--- Begin Dataset extract ---
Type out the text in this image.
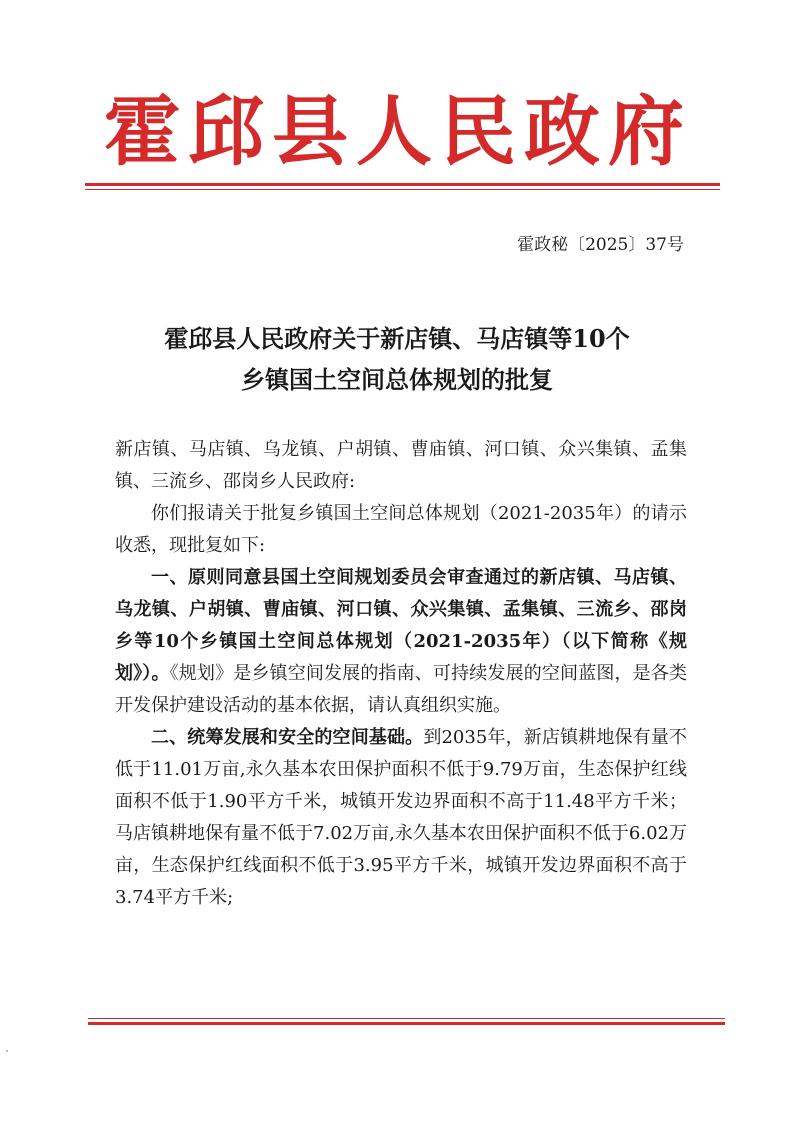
霍邱县人民政府
霍政秘〔2025〕37号
霍邱县人民政府关于新店镇、马店镇等10个
乡镇国土空间总体规划的批复

新店镇、马店镇、乌龙镇、户胡镇、曹庙镇、河口镇、众兴集镇、孟集镇、三流乡、邵岗乡人民政府:

你们报请关于批复乡镇国土空间总体规划（2021-2035年）的请示收悉，现批复如下:

一、原则同意县国土空间规划委员会审查通过的新店镇、马店镇、乌龙镇、户胡镇、曹庙镇、河口镇、众兴集镇、孟集镇、三流乡、邵岗乡等10个乡镇国土空间总体规划（2021-2035年）（以下简称《规划》）。《规划》是乡镇空间发展的指南、可持续发展的空间蓝图，是各类开发保护建设活动的基本依据，请认真组织实施。

二、统筹发展和安全的空间基础。到2035年，新店镇耕地保有量不低于11.01万亩,永久基本农田保护面积不低于9.79万亩，生态保护红线面积不低于1.90平方千米，城镇开发边界面积不高于11.48平方千米；马店镇耕地保有量不低于7.02万亩,永久基本农田保护面积不低于6.02万亩，生态保护红线面积不低于3.95平方千米，城镇开发边界面积不高于3.74平方千米;
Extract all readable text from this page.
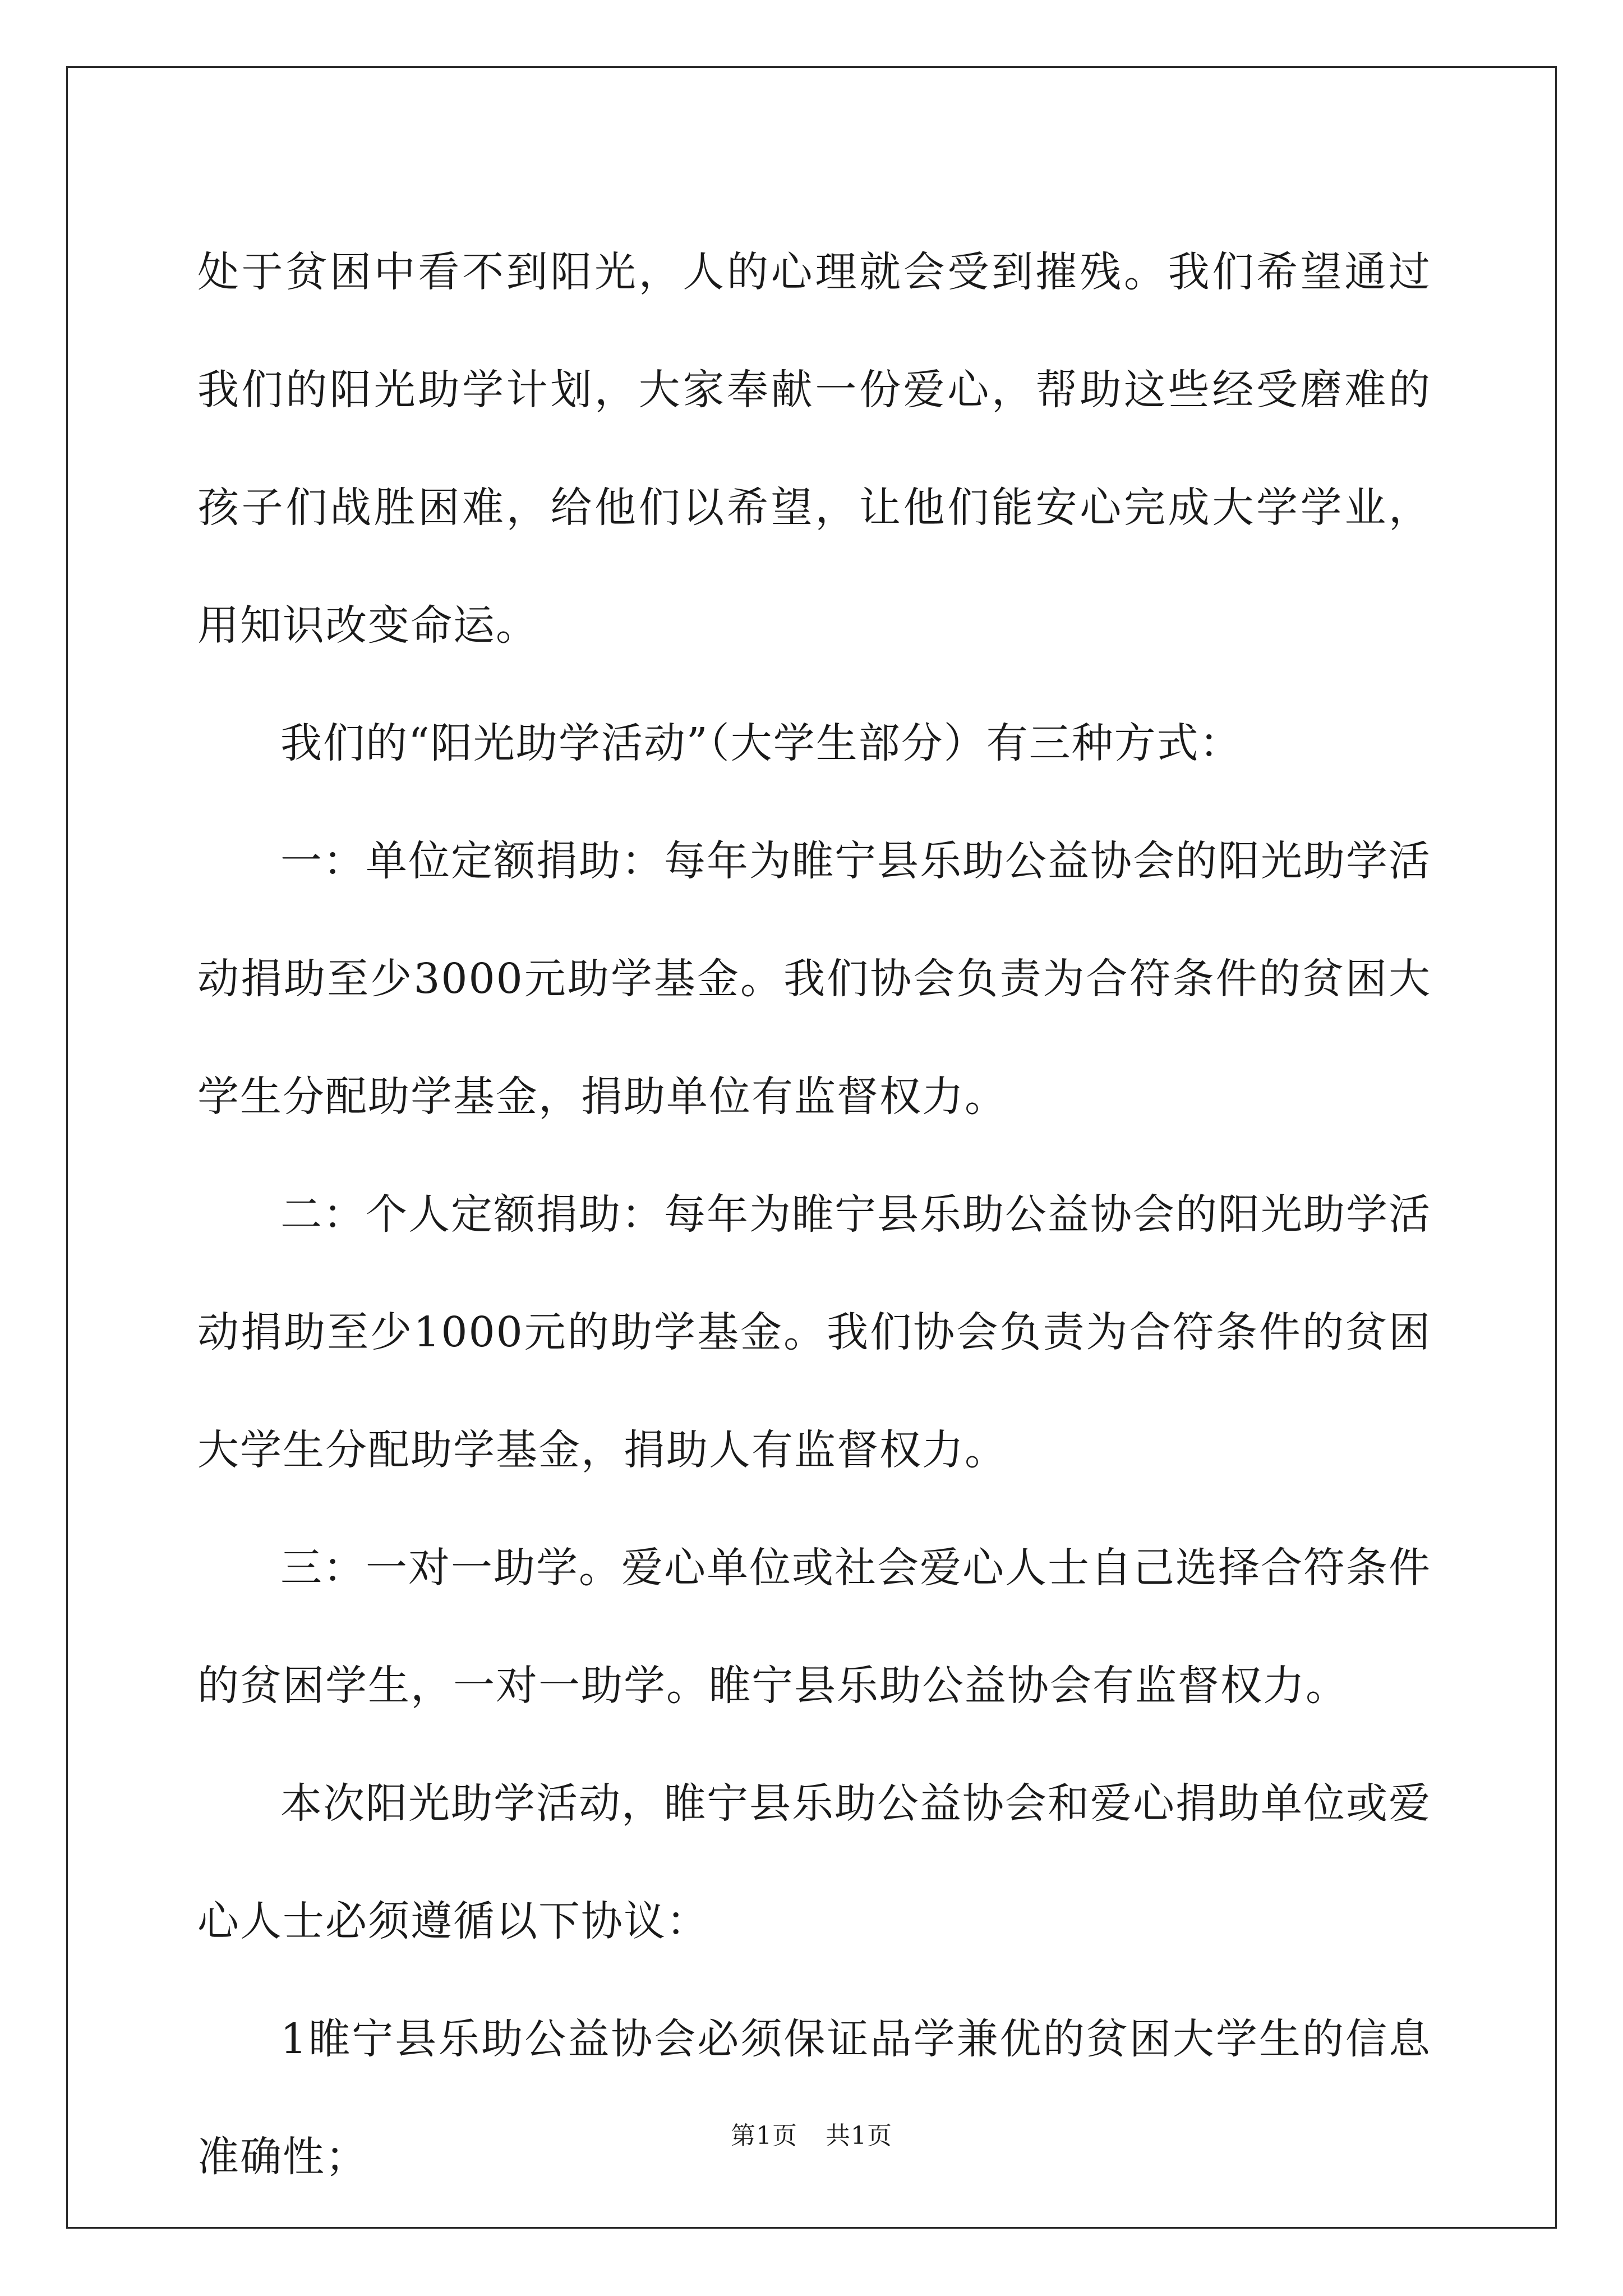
处于贫困中看不到阳光，人的心理就会受到摧残。我们希望通过我们的阳光助学计划，大家奉献一份爱心，帮助这些经受磨难的孩子们战胜困难，给他们以希望，让他们能安心完成大学学业，用知识改变命运。

我们的“阳光助学活动”（大学生部分）有三种方式：

一：单位定额捐助：每年为睢宁县乐助公益协会的阳光助学活动捐助至少3000元助学基金。我们协会负责为合符条件的贫困大学生分配助学基金，捐助单位有监督权力。

二：个人定额捐助：每年为睢宁县乐助公益协会的阳光助学活动捐助至少1000元的助学基金。我们协会负责为合符条件的贫困大学生分配助学基金，捐助人有监督权力。

三：一对一助学。爱心单位或社会爱心人士自己选择合符条件的贫困学生，一对一助学。睢宁县乐助公益协会有监督权力。

本次阳光助学活动，睢宁县乐助公益协会和爱心捐助单位或爱心人士必须遵循以下协议：

1睢宁县乐助公益协会必须保证品学兼优的贫困大学生的信息准确性；	第1页 共1页
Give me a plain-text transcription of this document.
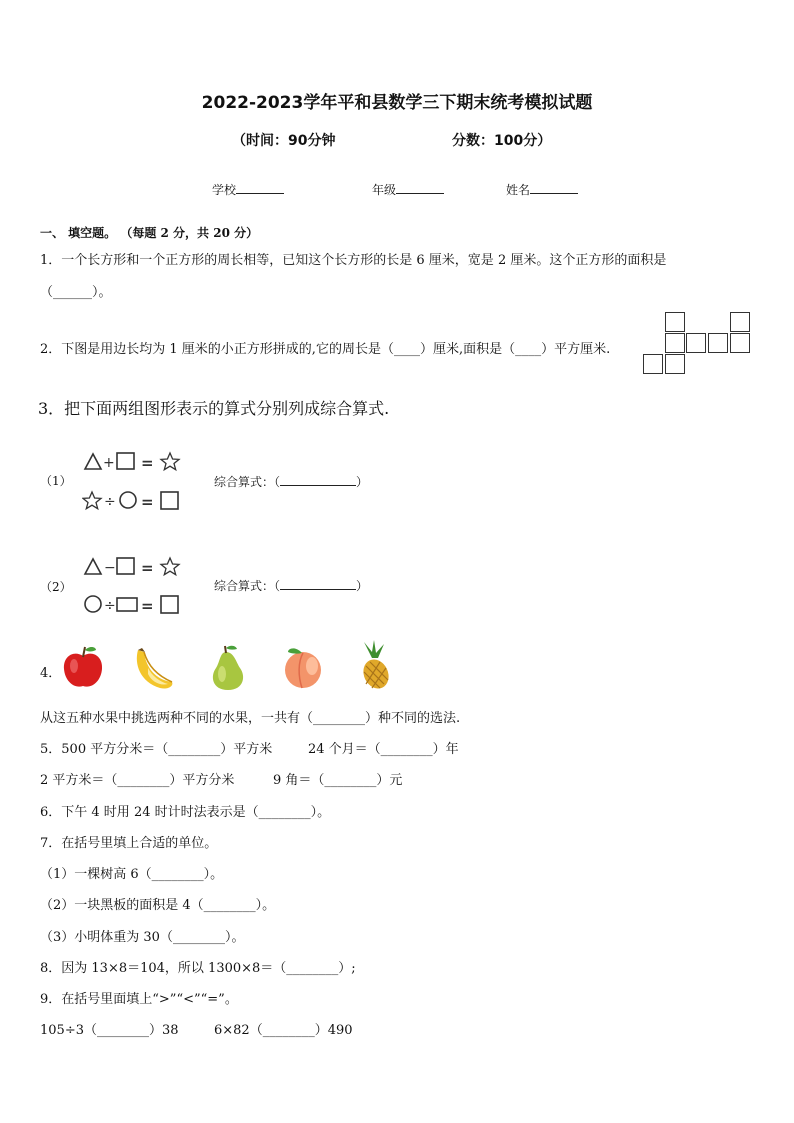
2022-2023学年平和县数学三下期末统考模拟试题
（时间：90分钟	分数：100分）
学校	年级	姓名
一、 填空题。 （每题 2 分，共 20 分）
1．一个长方形和一个正方形的周长相等，已知这个长方形的长是 6 厘米，宽是 2 厘米。这个正方形的面积是
（______）。
2．下图是用边长均为 1 厘米的小正方形拼成的,它的周长是（____）厘米,面积是（____）平方厘米.
3．把下面两组图形表示的算式分别列成综合算式.
（1）
+ =
÷ =
综合算式：（	）
（2）
− =
÷ =
综合算式：（	）
4．
从这五种水果中挑选两种不同的水果，一共有（________）种不同的选法.
5．500 平方分米＝（________）平方米	24 个月＝（________）年
2 平方米＝（________）平方分米	9 角＝（________）元
6．下午 4 时用 24 时计时法表示是（________）。
7．在括号里填上合适的单位。
（1）一棵树高 6（________）。
（2）一块黑板的面积是 4（________）。
（3）小明体重为 30（________）。
8．因为 13×8＝104，所以 1300×8＝（________）;
9．在括号里面填上“>”“<”“=”。
105÷3（________）38	6×82（________）490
--- End Dataset extract ---
Aim >>
Which lines above contain "this"? Show each of them.

Solution below >>
Type out the text in this image.
Extract all readable text from this page.
Give me a plain-text transcription of this document.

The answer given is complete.